====== EXCERPTED RECORDS

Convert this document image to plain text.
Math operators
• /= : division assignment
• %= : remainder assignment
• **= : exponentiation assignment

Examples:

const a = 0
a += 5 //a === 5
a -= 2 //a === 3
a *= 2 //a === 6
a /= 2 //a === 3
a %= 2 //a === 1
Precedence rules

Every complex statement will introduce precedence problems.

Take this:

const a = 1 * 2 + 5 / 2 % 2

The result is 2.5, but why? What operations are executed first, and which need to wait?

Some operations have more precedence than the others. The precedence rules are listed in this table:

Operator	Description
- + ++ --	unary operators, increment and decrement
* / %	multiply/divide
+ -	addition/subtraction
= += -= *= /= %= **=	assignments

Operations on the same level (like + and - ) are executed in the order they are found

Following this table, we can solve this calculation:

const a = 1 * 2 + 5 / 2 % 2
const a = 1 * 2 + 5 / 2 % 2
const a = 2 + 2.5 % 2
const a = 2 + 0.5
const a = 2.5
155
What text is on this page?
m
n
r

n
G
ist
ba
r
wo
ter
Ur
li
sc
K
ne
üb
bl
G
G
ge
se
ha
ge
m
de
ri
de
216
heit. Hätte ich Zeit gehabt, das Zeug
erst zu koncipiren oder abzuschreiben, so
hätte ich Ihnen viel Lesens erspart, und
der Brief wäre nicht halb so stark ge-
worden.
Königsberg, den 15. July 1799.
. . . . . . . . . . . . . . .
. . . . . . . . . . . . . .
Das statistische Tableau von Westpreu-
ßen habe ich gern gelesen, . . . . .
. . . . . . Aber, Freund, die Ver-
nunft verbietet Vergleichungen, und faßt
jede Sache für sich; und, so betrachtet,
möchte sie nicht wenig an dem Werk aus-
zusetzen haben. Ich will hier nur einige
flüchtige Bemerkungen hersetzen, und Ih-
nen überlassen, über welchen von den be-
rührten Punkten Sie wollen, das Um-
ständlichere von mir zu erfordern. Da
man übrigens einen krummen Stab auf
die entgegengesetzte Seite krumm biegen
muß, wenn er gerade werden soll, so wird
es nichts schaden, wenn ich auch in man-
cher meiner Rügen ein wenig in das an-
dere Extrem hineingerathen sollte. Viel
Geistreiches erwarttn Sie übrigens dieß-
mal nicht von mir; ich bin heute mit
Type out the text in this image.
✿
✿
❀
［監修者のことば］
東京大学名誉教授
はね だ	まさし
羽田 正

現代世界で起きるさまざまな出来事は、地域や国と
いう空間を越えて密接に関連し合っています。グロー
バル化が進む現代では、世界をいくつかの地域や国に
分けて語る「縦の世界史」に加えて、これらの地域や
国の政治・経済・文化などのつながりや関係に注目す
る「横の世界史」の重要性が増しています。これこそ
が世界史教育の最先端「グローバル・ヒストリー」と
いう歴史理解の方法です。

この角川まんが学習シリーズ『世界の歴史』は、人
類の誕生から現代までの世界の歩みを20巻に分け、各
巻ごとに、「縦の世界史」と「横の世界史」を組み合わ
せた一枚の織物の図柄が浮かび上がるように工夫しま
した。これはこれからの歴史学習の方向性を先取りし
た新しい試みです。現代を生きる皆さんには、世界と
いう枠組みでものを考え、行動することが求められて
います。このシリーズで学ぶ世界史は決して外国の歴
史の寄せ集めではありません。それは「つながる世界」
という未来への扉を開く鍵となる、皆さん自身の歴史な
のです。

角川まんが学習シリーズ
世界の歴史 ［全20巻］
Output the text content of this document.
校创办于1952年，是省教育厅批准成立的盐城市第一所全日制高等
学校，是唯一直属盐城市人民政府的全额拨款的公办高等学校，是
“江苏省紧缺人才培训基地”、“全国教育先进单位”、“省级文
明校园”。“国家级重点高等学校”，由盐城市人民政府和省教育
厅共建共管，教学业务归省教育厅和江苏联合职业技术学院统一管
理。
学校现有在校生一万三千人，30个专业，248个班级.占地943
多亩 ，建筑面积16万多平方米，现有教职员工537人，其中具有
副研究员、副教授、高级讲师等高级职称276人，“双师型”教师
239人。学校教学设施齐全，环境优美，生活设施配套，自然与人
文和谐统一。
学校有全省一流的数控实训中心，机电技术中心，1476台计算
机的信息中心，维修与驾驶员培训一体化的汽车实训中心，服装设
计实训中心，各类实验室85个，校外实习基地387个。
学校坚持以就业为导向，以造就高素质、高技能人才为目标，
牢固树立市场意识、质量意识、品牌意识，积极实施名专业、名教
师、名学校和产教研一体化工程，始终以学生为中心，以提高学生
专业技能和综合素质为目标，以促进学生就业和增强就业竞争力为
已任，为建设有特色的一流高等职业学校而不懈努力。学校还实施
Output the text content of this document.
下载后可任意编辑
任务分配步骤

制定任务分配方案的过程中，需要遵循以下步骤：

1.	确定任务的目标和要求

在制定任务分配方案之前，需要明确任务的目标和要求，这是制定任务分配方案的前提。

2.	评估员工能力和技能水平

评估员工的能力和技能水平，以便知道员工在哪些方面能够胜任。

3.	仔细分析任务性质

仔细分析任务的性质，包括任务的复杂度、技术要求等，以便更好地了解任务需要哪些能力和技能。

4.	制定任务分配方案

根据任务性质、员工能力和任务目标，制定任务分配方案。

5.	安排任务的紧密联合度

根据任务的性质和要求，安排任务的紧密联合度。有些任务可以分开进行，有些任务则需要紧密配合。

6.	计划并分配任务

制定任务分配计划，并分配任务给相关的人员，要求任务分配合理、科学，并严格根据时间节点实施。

============

- [TASK TO CARRY OUT]: Take every line from the data that contains the word "text".

- [FINISHED EXERCISE]:
Convert this document image to plain text.
What text is on this page?
Type out the text in this image.
Output the text content of this document.
Output the text content of this document.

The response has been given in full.